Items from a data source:
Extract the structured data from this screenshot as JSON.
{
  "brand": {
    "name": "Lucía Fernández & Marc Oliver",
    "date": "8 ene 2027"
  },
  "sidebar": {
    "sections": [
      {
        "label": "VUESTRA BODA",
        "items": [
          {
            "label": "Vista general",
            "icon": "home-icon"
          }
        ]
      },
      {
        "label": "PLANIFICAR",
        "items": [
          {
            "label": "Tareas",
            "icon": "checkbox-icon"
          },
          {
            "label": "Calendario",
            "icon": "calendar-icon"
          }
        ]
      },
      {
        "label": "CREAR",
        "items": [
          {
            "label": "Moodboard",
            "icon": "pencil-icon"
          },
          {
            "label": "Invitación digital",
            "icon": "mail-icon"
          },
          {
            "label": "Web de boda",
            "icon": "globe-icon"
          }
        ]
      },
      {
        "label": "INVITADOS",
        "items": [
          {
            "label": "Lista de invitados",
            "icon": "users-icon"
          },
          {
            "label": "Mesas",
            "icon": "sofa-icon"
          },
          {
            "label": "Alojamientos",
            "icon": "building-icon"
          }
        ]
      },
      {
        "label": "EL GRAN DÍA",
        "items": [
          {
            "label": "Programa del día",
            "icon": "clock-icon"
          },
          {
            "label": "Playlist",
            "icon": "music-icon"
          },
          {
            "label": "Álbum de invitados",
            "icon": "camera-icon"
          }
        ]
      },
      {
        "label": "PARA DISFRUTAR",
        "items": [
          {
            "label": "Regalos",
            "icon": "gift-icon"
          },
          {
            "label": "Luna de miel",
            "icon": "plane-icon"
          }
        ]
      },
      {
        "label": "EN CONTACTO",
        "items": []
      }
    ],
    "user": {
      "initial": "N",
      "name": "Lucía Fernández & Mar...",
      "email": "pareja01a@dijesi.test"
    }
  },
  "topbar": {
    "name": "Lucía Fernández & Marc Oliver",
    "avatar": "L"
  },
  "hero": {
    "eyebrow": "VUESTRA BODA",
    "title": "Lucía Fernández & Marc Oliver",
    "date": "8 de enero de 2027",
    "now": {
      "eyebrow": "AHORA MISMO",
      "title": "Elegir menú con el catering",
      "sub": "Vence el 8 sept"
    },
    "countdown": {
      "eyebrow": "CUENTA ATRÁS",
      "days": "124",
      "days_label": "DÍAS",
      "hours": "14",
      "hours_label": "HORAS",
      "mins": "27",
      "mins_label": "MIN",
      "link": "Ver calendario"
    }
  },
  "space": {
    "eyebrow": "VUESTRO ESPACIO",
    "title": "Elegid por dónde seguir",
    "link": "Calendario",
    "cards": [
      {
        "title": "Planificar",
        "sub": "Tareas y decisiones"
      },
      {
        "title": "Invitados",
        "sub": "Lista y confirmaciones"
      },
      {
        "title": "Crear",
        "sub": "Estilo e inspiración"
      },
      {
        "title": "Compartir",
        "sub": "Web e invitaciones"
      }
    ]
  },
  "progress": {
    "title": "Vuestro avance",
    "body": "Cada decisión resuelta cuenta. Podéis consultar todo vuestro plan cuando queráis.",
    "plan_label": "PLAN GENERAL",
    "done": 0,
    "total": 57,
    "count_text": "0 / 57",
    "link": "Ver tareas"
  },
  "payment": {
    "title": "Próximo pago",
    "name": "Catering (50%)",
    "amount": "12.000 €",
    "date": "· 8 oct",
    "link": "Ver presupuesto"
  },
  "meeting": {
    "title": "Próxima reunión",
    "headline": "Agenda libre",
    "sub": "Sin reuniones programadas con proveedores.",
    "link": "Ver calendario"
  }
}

### What you need to do
Repeat every line of the material exactly as given.

### Solved exercise
Extract the structured data from this screenshot as JSON.
{
  "brand": {
    "name": "Lucía Fernández & Marc Oliver",
    "date": "8 ene 2027"
  },
  "sidebar": {
    "sections": [
      {
        "label": "VUESTRA BODA",
        "items": [
          {
            "label": "Vista general",
            "icon": "home-icon"
          }
        ]
      },
      {
        "label": "PLANIFICAR",
        "items": [
          {
            "label": "Tareas",
            "icon": "checkbox-icon"
          },
          {
            "label": "Calendario",
            "icon": "calendar-icon"
          }
        ]
      },
      {
        "label": "CREAR",
        "items": [
          {
            "label": "Moodboard",
            "icon": "pencil-icon"
          },
          {
            "label": "Invitación digital",
            "icon": "mail-icon"
          },
          {
            "label": "Web de boda",
            "icon": "globe-icon"
          }
        ]
      },
      {
        "label": "INVITADOS",
        "items": [
          {
            "label": "Lista de invitados",
            "icon": "users-icon"
          },
          {
            "label": "Mesas",
            "icon": "sofa-icon"
          },
          {
            "label": "Alojamientos",
            "icon": "building-icon"
          }
        ]
      },
      {
        "label": "EL GRAN DÍA",
        "items": [
          {
            "label": "Programa del día",
            "icon": "clock-icon"
          },
          {
            "label": "Playlist",
            "icon": "music-icon"
          },
          {
            "label": "Álbum de invitados",
            "icon": "camera-icon"
          }
        ]
      },
      {
        "label": "PARA DISFRUTAR",
        "items": [
          {
            "label": "Regalos",
            "icon": "gift-icon"
          },
          {
            "label": "Luna de miel",
            "icon": "plane-icon"
          }
        ]
      },
      {
        "label": "EN CONTACTO",
        "items": []
      }
    ],
    "user": {
      "initial": "N",
      "name": "Lucía Fernández & Mar...",
      "email": "pareja01a@dijesi.test"
    }
  },
  "topbar": {
    "name": "Lucía Fernández & Marc Oliver",
    "avatar": "L"
  },
  "hero": {
    "eyebrow": "VUESTRA BODA",
    "title": "Lucía Fernández & Marc Oliver",
    "date": "8 de enero de 2027",
    "now": {
      "eyebrow": "AHORA MISMO",
      "title": "Elegir menú con el catering",
      "sub": "Vence el 8 sept"
    },
    "countdown": {
      "eyebrow": "CUENTA ATRÁS",
      "days": "124",
      "days_label": "DÍAS",
      "hours": "14",
      "hours_label": "HORAS",
      "mins": "27",
      "mins_label": "MIN",
      "link": "Ver calendario"
    }
  },
  "space": {
    "eyebrow": "VUESTRO ESPACIO",
    "title": "Elegid por dónde seguir",
    "link": "Calendario",
    "cards": [
      {
        "title": "Planificar",
        "sub": "Tareas y decisiones"
      },
      {
        "title": "Invitados",
        "sub": "Lista y confirmaciones"
      },
      {
        "title": "Crear",
        "sub": "Estilo e inspiración"
      },
      {
        "title": "Compartir",
        "sub": "Web e invitaciones"
      }
    ]
  },
  "progress": {
    "title": "Vuestro avance",
    "body": "Cada decisión resuelta cuenta. Podéis consultar todo vuestro plan cuando queráis.",
    "plan_label": "PLAN GENERAL",
    "done": 0,
    "total": 57,
    "count_text": "0 / 57",
    "link": "Ver tareas"
  },
  "payment": {
    "title": "Próximo pago",
    "name": "Catering (50%)",
    "amount": "12.000 €",
    "date": "· 8 oct",
    "link": "Ver presupuesto"
  },
  "meeting": {
    "title": "Próxima reunión",
    "headline": "Agenda libre",
    "sub": "Sin reuniones programadas con proveedores.",
    "link": "Ver calendario"
  }
}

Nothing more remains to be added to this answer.